[Stored data entries]
******

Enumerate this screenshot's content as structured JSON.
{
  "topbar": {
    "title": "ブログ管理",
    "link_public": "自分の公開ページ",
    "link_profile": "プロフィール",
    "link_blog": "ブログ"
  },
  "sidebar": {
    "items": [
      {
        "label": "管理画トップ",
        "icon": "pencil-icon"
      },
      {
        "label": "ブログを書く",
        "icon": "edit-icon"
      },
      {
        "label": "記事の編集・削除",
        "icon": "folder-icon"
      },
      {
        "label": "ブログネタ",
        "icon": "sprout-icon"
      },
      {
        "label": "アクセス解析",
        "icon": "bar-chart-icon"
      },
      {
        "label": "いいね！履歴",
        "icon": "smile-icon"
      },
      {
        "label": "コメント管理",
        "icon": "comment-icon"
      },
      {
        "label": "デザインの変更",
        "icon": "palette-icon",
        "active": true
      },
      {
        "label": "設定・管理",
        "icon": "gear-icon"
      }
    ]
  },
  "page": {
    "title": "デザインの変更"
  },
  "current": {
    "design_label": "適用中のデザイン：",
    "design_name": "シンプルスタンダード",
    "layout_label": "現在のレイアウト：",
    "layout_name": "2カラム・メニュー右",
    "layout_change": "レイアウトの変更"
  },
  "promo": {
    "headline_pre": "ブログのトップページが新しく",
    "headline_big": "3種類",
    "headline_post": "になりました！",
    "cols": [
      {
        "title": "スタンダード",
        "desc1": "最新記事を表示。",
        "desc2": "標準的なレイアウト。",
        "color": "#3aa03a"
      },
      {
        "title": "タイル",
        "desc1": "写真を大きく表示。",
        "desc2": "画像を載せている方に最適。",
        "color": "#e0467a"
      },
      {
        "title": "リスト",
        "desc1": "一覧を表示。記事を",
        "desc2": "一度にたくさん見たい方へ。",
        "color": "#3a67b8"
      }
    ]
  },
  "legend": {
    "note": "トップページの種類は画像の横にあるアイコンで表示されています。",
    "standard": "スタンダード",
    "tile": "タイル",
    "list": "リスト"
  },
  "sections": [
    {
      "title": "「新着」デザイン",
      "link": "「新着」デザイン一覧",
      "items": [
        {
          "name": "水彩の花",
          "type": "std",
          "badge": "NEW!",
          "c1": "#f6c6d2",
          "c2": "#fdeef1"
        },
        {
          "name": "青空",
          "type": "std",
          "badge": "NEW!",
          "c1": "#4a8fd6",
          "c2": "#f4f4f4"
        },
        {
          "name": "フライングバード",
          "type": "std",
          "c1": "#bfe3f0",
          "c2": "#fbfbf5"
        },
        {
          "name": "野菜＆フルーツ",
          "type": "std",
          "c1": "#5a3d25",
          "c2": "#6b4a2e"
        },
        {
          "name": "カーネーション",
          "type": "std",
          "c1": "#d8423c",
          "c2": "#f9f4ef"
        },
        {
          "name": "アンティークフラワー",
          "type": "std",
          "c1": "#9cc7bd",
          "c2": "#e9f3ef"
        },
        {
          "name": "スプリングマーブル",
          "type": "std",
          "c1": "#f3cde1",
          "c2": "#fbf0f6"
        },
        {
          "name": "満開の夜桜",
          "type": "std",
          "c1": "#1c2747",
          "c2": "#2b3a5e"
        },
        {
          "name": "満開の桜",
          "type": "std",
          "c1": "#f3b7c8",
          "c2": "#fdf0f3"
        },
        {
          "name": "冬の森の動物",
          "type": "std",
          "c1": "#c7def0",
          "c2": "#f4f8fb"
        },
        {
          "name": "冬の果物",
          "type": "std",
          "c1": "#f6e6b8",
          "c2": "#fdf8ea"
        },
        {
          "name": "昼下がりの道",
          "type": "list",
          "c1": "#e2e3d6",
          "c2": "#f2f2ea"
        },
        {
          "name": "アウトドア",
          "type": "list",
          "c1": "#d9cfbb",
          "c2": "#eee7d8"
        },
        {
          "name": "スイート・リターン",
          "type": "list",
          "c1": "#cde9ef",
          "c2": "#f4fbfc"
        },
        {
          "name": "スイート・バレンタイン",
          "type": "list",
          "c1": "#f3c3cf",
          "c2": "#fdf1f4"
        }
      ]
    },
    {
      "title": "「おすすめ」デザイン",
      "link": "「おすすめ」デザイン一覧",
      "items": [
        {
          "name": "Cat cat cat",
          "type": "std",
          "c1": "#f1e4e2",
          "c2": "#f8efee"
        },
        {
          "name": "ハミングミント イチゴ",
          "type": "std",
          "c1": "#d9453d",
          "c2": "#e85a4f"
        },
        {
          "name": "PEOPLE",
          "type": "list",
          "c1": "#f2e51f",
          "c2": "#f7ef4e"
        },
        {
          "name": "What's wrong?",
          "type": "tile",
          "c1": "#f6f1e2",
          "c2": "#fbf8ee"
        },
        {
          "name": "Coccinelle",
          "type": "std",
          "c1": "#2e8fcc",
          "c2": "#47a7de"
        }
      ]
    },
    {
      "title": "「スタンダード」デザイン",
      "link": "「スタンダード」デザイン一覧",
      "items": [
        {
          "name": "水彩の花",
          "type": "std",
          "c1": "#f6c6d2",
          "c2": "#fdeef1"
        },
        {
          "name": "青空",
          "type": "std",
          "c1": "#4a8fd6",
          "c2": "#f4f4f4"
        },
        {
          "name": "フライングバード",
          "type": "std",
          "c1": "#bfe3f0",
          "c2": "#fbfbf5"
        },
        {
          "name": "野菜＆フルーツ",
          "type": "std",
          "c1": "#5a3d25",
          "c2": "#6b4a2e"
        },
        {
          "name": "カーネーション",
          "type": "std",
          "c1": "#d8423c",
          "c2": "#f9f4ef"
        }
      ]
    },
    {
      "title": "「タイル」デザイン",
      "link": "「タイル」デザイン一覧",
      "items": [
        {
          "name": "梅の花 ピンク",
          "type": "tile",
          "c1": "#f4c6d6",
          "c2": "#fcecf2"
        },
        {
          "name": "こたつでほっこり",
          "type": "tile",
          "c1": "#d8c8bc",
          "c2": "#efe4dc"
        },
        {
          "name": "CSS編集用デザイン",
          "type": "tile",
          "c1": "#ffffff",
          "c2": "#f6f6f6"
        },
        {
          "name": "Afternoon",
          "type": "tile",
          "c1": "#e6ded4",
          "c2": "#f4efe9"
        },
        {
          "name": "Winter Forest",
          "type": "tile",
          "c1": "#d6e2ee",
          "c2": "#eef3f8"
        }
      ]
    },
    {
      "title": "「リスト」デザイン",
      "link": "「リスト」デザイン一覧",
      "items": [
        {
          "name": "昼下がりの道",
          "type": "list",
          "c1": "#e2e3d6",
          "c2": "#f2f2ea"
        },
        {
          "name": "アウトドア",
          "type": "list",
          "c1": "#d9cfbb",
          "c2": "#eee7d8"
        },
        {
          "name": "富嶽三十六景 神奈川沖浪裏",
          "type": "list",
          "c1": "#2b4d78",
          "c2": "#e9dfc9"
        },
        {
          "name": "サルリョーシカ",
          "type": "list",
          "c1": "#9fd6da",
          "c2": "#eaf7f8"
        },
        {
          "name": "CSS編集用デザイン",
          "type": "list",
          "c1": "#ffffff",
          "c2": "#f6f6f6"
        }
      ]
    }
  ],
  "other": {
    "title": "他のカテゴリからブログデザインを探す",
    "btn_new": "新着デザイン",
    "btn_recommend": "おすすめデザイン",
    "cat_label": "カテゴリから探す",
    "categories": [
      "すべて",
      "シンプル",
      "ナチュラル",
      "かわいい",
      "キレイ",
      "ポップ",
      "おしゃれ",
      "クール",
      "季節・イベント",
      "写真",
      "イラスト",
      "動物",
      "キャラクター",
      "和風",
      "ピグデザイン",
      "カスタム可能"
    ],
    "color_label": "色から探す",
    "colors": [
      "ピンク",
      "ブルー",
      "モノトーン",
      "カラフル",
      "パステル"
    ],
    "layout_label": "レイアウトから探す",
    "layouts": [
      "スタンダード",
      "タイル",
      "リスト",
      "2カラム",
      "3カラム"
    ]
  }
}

******

*PROBLEM STATEMENT:* From the listing above, copy every line that holds the string "デザイン一覧".

*SOLUTION TO THIS PROBLEM:*
      "link": "「新着」デザイン一覧",
      "link": "「おすすめ」デザイン一覧",
      "link": "「スタンダード」デザイン一覧",
      "link": "「タイル」デザイン一覧",
      "link": "「リスト」デザイン一覧",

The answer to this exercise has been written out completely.